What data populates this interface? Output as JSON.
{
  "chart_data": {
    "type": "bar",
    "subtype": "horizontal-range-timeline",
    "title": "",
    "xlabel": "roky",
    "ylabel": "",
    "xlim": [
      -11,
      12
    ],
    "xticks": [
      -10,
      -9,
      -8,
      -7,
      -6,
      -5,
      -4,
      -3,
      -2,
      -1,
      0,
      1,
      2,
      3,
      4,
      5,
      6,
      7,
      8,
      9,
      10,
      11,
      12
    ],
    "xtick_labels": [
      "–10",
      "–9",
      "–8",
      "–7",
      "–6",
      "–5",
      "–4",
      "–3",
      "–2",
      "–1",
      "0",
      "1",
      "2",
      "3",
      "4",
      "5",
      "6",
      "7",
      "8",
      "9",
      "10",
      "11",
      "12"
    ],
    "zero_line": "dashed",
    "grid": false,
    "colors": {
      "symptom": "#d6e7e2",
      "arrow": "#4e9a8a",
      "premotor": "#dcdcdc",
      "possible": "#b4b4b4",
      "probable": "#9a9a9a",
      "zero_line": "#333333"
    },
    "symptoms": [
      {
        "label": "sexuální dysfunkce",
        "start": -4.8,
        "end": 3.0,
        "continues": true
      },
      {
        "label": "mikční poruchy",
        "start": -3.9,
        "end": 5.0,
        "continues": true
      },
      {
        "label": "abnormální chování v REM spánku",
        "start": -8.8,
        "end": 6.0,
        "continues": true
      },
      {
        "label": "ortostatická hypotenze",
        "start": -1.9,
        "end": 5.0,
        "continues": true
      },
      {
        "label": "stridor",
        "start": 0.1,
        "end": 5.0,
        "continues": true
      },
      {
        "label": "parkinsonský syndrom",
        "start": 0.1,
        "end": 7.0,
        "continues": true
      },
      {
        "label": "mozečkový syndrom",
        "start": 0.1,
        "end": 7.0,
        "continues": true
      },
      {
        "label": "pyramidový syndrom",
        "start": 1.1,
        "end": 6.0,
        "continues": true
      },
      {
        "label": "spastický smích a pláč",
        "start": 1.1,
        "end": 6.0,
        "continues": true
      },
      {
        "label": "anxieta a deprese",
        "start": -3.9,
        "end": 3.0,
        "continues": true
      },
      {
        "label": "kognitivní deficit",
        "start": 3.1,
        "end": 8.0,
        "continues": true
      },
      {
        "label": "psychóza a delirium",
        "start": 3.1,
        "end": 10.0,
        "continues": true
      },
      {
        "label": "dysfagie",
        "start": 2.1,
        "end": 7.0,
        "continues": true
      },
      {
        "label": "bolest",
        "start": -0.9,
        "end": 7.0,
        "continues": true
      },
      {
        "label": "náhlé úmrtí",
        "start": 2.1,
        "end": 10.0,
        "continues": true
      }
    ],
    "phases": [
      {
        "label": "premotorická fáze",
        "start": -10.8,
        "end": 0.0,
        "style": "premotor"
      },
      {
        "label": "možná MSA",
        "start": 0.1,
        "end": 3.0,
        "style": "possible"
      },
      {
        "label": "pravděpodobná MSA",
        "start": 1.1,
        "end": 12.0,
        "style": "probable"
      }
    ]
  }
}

------------------------------------------------------------

Extract the full listing above without altering anything.

What data populates this interface? Output as JSON.
{
  "chart_data": {
    "type": "bar",
    "subtype": "horizontal-range-timeline",
    "title": "",
    "xlabel": "roky",
    "ylabel": "",
    "xlim": [
      -11,
      12
    ],
    "xticks": [
      -10,
      -9,
      -8,
      -7,
      -6,
      -5,
      -4,
      -3,
      -2,
      -1,
      0,
      1,
      2,
      3,
      4,
      5,
      6,
      7,
      8,
      9,
      10,
      11,
      12
    ],
    "xtick_labels": [
      "–10",
      "–9",
      "–8",
      "–7",
      "–6",
      "–5",
      "–4",
      "–3",
      "–2",
      "–1",
      "0",
      "1",
      "2",
      "3",
      "4",
      "5",
      "6",
      "7",
      "8",
      "9",
      "10",
      "11",
      "12"
    ],
    "zero_line": "dashed",
    "grid": false,
    "colors": {
      "symptom": "#d6e7e2",
      "arrow": "#4e9a8a",
      "premotor": "#dcdcdc",
      "possible": "#b4b4b4",
      "probable": "#9a9a9a",
      "zero_line": "#333333"
    },
    "symptoms": [
      {
        "label": "sexuální dysfunkce",
        "start": -4.8,
        "end": 3.0,
        "continues": true
      },
      {
        "label": "mikční poruchy",
        "start": -3.9,
        "end": 5.0,
        "continues": true
      },
      {
        "label": "abnormální chování v REM spánku",
        "start": -8.8,
        "end": 6.0,
        "continues": true
      },
      {
        "label": "ortostatická hypotenze",
        "start": -1.9,
        "end": 5.0,
        "continues": true
      },
      {
        "label": "stridor",
        "start": 0.1,
        "end": 5.0,
        "continues": true
      },
      {
        "label": "parkinsonský syndrom",
        "start": 0.1,
        "end": 7.0,
        "continues": true
      },
      {
        "label": "mozečkový syndrom",
        "start": 0.1,
        "end": 7.0,
        "continues": true
      },
      {
        "label": "pyramidový syndrom",
        "start": 1.1,
        "end": 6.0,
        "continues": true
      },
      {
        "label": "spastický smích a pláč",
        "start": 1.1,
        "end": 6.0,
        "continues": true
      },
      {
        "label": "anxieta a deprese",
        "start": -3.9,
        "end": 3.0,
        "continues": true
      },
      {
        "label": "kognitivní deficit",
        "start": 3.1,
        "end": 8.0,
        "continues": true
      },
      {
        "label": "psychóza a delirium",
        "start": 3.1,
        "end": 10.0,
        "continues": true
      },
      {
        "label": "dysfagie",
        "start": 2.1,
        "end": 7.0,
        "continues": true
      },
      {
        "label": "bolest",
        "start": -0.9,
        "end": 7.0,
        "continues": true
      },
      {
        "label": "náhlé úmrtí",
        "start": 2.1,
        "end": 10.0,
        "continues": true
      }
    ],
    "phases": [
      {
        "label": "premotorická fáze",
        "start": -10.8,
        "end": 0.0,
        "style": "premotor"
      },
      {
        "label": "možná MSA",
        "start": 0.1,
        "end": 3.0,
        "style": "possible"
      },
      {
        "label": "pravděpodobná MSA",
        "start": 1.1,
        "end": 12.0,
        "style": "probable"
      }
    ]
  }
}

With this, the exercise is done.